:: REQUIRED WORK ::
Make a tally of the lines in the records that include the string "JSON", and give only that number.

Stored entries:
○ ○ ○ ○

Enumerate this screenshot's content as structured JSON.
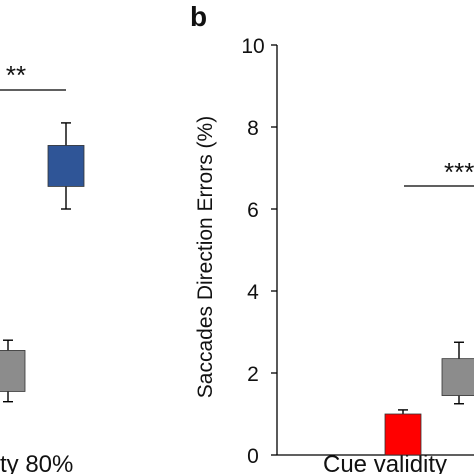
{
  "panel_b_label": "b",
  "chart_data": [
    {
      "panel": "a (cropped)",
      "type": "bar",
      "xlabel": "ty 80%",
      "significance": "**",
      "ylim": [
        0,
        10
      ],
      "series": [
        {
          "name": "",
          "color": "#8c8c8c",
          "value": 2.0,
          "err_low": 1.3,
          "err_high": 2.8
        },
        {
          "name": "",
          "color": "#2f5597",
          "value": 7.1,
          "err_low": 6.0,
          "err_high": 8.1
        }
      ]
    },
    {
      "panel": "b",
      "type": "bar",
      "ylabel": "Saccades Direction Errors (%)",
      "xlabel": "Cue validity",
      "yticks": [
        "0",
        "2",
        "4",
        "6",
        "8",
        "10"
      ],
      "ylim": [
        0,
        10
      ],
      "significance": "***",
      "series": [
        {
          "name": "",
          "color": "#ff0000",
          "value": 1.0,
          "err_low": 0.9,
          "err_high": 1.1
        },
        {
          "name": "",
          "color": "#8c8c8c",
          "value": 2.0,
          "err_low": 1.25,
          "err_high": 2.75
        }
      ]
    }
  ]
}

○ ○ ○ ○

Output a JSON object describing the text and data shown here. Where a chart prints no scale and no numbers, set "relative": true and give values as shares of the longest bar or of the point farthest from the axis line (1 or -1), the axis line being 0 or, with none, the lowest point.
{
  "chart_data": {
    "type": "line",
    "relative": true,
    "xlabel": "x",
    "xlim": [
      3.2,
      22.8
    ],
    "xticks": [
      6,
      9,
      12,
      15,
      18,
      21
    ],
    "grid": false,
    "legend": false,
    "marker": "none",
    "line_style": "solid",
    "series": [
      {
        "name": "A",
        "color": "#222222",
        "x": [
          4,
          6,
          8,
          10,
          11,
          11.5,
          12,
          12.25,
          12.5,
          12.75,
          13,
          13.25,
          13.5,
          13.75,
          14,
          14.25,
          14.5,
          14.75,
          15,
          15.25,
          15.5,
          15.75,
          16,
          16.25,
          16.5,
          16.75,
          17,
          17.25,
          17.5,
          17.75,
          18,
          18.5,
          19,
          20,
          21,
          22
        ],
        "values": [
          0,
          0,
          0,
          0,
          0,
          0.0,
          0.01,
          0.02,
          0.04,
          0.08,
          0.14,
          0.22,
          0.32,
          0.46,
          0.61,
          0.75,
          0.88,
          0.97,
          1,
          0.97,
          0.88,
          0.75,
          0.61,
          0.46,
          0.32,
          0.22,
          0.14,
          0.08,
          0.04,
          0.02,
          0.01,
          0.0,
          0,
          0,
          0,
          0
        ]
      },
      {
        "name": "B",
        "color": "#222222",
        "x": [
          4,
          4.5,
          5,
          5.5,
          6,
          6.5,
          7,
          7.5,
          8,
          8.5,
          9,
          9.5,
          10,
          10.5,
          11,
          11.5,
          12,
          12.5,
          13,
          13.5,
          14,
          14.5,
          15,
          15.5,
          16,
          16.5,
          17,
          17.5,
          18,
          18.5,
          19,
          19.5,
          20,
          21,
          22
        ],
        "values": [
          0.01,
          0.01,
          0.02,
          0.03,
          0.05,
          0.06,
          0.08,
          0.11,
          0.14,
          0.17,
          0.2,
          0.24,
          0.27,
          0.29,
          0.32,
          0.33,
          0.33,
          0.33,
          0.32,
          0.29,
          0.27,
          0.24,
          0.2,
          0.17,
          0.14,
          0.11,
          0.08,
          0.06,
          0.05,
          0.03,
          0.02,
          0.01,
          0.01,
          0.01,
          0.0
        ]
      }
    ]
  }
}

○ ○ ○ ○

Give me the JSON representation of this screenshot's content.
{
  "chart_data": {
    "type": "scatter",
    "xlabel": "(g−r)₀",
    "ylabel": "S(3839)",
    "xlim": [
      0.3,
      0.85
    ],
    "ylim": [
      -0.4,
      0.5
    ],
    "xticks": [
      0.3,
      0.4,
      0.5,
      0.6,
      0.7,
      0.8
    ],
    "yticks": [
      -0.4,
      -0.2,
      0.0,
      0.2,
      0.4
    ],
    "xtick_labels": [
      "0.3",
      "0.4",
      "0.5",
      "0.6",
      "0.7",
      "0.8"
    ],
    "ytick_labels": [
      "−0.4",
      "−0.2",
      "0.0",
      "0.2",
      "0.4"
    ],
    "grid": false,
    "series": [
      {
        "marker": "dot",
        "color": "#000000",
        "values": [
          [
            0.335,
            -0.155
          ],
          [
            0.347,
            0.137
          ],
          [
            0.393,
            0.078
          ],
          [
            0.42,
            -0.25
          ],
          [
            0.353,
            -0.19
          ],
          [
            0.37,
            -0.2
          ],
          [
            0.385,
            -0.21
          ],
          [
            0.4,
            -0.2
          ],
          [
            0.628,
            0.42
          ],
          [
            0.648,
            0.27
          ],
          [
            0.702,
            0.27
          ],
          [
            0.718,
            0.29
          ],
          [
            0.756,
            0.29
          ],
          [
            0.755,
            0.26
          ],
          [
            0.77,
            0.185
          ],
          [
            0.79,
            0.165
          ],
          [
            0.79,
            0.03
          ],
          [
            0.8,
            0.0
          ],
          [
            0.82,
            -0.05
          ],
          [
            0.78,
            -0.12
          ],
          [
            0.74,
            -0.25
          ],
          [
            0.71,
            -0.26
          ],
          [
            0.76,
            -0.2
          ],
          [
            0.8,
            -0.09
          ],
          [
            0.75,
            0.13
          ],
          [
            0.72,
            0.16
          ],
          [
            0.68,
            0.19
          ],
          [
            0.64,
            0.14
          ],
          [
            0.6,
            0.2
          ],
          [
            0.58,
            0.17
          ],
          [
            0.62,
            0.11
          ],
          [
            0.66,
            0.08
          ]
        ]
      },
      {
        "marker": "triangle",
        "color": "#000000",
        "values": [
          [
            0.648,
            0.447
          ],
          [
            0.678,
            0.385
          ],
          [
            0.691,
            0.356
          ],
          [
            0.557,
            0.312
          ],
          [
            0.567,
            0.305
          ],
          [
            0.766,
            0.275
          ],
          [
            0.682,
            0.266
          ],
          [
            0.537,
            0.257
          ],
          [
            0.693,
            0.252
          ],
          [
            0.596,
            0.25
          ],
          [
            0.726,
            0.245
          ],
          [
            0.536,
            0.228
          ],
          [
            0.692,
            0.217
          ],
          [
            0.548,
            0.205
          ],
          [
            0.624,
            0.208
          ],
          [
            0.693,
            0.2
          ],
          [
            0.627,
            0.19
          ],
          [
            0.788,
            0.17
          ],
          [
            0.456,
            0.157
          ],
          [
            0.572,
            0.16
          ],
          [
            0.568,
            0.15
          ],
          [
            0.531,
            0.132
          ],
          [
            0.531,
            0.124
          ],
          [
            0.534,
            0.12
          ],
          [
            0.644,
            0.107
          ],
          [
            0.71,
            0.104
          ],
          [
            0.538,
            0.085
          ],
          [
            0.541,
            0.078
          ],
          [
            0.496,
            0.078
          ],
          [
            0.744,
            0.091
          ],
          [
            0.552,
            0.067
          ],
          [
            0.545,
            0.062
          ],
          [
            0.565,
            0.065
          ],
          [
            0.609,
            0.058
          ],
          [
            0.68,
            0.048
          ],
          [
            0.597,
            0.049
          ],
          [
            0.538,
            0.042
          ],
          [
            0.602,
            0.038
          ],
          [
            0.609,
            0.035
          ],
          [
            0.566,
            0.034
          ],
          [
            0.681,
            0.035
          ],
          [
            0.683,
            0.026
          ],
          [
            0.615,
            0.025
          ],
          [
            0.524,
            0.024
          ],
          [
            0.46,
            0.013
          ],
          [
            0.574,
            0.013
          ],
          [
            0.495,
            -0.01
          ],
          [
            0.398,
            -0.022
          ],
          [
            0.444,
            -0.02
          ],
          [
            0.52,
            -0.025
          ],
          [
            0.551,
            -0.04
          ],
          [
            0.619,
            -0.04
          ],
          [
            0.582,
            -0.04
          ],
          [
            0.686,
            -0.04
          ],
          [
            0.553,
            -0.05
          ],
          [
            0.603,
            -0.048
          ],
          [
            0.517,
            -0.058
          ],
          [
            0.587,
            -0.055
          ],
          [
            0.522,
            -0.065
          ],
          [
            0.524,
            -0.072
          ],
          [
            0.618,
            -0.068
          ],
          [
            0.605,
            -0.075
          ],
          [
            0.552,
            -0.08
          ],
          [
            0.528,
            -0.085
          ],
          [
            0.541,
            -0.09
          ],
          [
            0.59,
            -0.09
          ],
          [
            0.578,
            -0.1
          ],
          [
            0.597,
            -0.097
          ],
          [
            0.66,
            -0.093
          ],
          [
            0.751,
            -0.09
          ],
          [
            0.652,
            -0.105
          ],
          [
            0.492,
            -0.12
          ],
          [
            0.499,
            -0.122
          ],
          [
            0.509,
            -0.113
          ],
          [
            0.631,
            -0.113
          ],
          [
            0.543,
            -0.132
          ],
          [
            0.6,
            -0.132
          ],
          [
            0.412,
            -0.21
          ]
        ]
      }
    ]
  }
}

○ ○ ○ ○

:: EXERCISE RESULT ::
3